Recorded data>
——
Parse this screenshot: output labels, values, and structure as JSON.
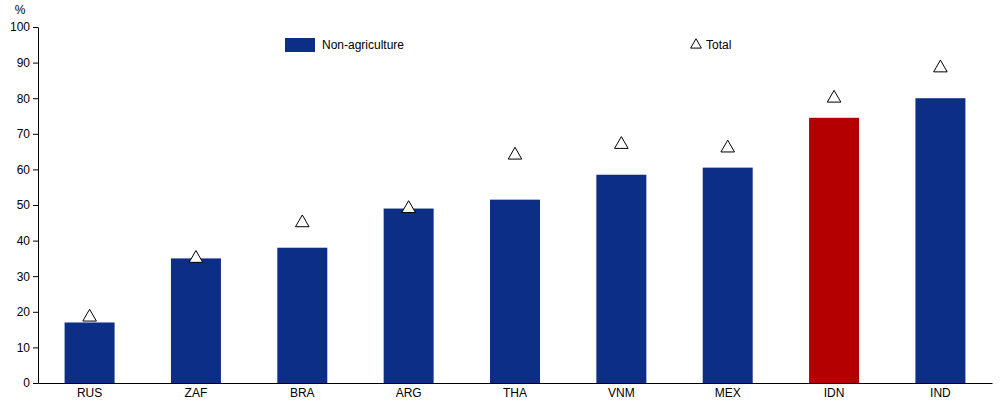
{
  "chart_data": {
    "type": "bar",
    "y_label": "%",
    "categories": [
      "RUS",
      "ZAF",
      "BRA",
      "ARG",
      "THA",
      "VNM",
      "MEX",
      "IDN",
      "IND"
    ],
    "series": [
      {
        "name": "Non-agriculture",
        "type": "bar",
        "colors": [
          "#0c2e86",
          "#0c2e86",
          "#0c2e86",
          "#0c2e86",
          "#0c2e86",
          "#0c2e86",
          "#0c2e86",
          "#b40000",
          "#0c2e86"
        ],
        "values": [
          17,
          35,
          38,
          49,
          51.5,
          58.5,
          60.5,
          74.5,
          80
        ]
      },
      {
        "name": "Total",
        "type": "scatter",
        "marker": "triangle",
        "color": "#ffffff",
        "values": [
          18.5,
          35,
          45,
          49,
          64,
          67,
          66,
          80,
          88.5
        ]
      }
    ],
    "ylim": [
      0,
      100
    ],
    "yticks": [
      0,
      10,
      20,
      30,
      40,
      50,
      60,
      70,
      80,
      90,
      100
    ],
    "grid": false,
    "legend": "top"
  }
}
——
What you are asked to do> Repeat the lines above exactly, and keep every picture out.

Expected answer>
Parse this screenshot: output labels, values, and structure as JSON.
{
  "chart_data": {
    "type": "bar",
    "y_label": "%",
    "categories": [
      "RUS",
      "ZAF",
      "BRA",
      "ARG",
      "THA",
      "VNM",
      "MEX",
      "IDN",
      "IND"
    ],
    "series": [
      {
        "name": "Non-agriculture",
        "type": "bar",
        "colors": [
          "#0c2e86",
          "#0c2e86",
          "#0c2e86",
          "#0c2e86",
          "#0c2e86",
          "#0c2e86",
          "#0c2e86",
          "#b40000",
          "#0c2e86"
        ],
        "values": [
          17,
          35,
          38,
          49,
          51.5,
          58.5,
          60.5,
          74.5,
          80
        ]
      },
      {
        "name": "Total",
        "type": "scatter",
        "marker": "triangle",
        "color": "#ffffff",
        "values": [
          18.5,
          35,
          45,
          49,
          64,
          67,
          66,
          80,
          88.5
        ]
      }
    ],
    "ylim": [
      0,
      100
    ],
    "yticks": [
      0,
      10,
      20,
      30,
      40,
      50,
      60,
      70,
      80,
      90,
      100
    ],
    "grid": false,
    "legend": "top"
  }
}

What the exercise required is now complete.